Rows from a figure dataset:

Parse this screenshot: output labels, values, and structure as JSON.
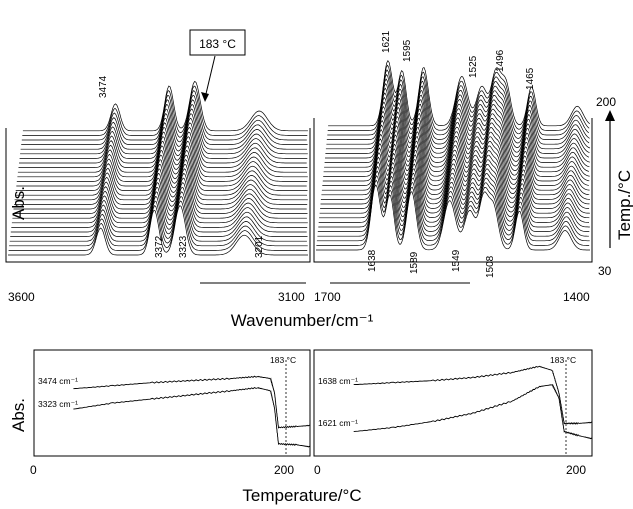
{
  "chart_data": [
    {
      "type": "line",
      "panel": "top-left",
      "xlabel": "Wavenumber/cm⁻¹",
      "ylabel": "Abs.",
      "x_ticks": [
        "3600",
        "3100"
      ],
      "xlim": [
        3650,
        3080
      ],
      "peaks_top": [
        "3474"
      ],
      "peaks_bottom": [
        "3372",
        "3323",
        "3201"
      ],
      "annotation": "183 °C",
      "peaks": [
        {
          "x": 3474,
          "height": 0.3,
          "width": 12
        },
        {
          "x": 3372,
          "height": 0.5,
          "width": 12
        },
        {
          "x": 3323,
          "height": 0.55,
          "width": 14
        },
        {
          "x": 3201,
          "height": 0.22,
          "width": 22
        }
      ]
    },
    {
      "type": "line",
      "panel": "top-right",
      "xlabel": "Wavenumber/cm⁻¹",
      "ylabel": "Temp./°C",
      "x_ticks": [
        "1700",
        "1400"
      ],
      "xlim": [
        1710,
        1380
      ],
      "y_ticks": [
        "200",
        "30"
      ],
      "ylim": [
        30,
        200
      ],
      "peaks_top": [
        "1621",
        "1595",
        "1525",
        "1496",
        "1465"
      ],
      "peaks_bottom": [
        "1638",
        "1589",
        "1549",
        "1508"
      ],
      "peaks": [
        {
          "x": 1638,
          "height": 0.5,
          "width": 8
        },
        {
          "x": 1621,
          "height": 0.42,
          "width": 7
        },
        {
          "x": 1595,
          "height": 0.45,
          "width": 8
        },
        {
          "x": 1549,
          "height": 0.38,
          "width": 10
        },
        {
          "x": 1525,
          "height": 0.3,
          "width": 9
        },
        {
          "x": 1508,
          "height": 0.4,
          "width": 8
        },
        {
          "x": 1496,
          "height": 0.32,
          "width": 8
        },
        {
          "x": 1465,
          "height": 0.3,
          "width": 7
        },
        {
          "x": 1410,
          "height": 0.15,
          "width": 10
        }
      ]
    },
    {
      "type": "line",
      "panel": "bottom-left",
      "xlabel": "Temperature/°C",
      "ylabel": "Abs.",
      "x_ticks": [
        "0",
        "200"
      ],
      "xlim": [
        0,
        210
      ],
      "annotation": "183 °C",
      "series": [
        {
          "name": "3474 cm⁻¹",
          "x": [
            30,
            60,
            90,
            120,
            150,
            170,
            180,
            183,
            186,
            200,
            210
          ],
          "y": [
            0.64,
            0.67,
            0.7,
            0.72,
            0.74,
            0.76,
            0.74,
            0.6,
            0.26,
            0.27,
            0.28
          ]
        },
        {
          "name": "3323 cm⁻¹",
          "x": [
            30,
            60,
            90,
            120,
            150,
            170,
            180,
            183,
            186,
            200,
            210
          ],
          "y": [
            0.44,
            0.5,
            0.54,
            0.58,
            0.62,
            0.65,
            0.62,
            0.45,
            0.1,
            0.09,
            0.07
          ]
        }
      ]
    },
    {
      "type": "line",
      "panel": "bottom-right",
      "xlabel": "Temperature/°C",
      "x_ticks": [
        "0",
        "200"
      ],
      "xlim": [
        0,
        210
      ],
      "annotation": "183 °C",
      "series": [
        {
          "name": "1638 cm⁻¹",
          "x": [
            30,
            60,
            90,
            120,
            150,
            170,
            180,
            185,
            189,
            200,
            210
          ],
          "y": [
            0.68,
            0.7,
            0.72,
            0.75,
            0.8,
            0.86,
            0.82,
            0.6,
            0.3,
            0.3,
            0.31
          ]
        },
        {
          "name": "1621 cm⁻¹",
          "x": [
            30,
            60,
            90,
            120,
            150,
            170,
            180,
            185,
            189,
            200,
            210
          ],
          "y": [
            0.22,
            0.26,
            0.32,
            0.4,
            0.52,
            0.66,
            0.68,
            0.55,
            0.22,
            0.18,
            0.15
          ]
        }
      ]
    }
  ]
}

> **DO THIS**
Repeat all the data as it stands, dropping any images it holds.

> **EXERCISE ANSWER**
Parse this screenshot: output labels, values, and structure as JSON.
{
  "chart_data": [
    {
      "type": "line",
      "panel": "top-left",
      "xlabel": "Wavenumber/cm⁻¹",
      "ylabel": "Abs.",
      "x_ticks": [
        "3600",
        "3100"
      ],
      "xlim": [
        3650,
        3080
      ],
      "peaks_top": [
        "3474"
      ],
      "peaks_bottom": [
        "3372",
        "3323",
        "3201"
      ],
      "annotation": "183 °C",
      "peaks": [
        {
          "x": 3474,
          "height": 0.3,
          "width": 12
        },
        {
          "x": 3372,
          "height": 0.5,
          "width": 12
        },
        {
          "x": 3323,
          "height": 0.55,
          "width": 14
        },
        {
          "x": 3201,
          "height": 0.22,
          "width": 22
        }
      ]
    },
    {
      "type": "line",
      "panel": "top-right",
      "xlabel": "Wavenumber/cm⁻¹",
      "ylabel": "Temp./°C",
      "x_ticks": [
        "1700",
        "1400"
      ],
      "xlim": [
        1710,
        1380
      ],
      "y_ticks": [
        "200",
        "30"
      ],
      "ylim": [
        30,
        200
      ],
      "peaks_top": [
        "1621",
        "1595",
        "1525",
        "1496",
        "1465"
      ],
      "peaks_bottom": [
        "1638",
        "1589",
        "1549",
        "1508"
      ],
      "peaks": [
        {
          "x": 1638,
          "height": 0.5,
          "width": 8
        },
        {
          "x": 1621,
          "height": 0.42,
          "width": 7
        },
        {
          "x": 1595,
          "height": 0.45,
          "width": 8
        },
        {
          "x": 1549,
          "height": 0.38,
          "width": 10
        },
        {
          "x": 1525,
          "height": 0.3,
          "width": 9
        },
        {
          "x": 1508,
          "height": 0.4,
          "width": 8
        },
        {
          "x": 1496,
          "height": 0.32,
          "width": 8
        },
        {
          "x": 1465,
          "height": 0.3,
          "width": 7
        },
        {
          "x": 1410,
          "height": 0.15,
          "width": 10
        }
      ]
    },
    {
      "type": "line",
      "panel": "bottom-left",
      "xlabel": "Temperature/°C",
      "ylabel": "Abs.",
      "x_ticks": [
        "0",
        "200"
      ],
      "xlim": [
        0,
        210
      ],
      "annotation": "183 °C",
      "series": [
        {
          "name": "3474 cm⁻¹",
          "x": [
            30,
            60,
            90,
            120,
            150,
            170,
            180,
            183,
            186,
            200,
            210
          ],
          "y": [
            0.64,
            0.67,
            0.7,
            0.72,
            0.74,
            0.76,
            0.74,
            0.6,
            0.26,
            0.27,
            0.28
          ]
        },
        {
          "name": "3323 cm⁻¹",
          "x": [
            30,
            60,
            90,
            120,
            150,
            170,
            180,
            183,
            186,
            200,
            210
          ],
          "y": [
            0.44,
            0.5,
            0.54,
            0.58,
            0.62,
            0.65,
            0.62,
            0.45,
            0.1,
            0.09,
            0.07
          ]
        }
      ]
    },
    {
      "type": "line",
      "panel": "bottom-right",
      "xlabel": "Temperature/°C",
      "x_ticks": [
        "0",
        "200"
      ],
      "xlim": [
        0,
        210
      ],
      "annotation": "183 °C",
      "series": [
        {
          "name": "1638 cm⁻¹",
          "x": [
            30,
            60,
            90,
            120,
            150,
            170,
            180,
            185,
            189,
            200,
            210
          ],
          "y": [
            0.68,
            0.7,
            0.72,
            0.75,
            0.8,
            0.86,
            0.82,
            0.6,
            0.3,
            0.3,
            0.31
          ]
        },
        {
          "name": "1621 cm⁻¹",
          "x": [
            30,
            60,
            90,
            120,
            150,
            170,
            180,
            185,
            189,
            200,
            210
          ],
          "y": [
            0.22,
            0.26,
            0.32,
            0.4,
            0.52,
            0.66,
            0.68,
            0.55,
            0.22,
            0.18,
            0.15
          ]
        }
      ]
    }
  ]
}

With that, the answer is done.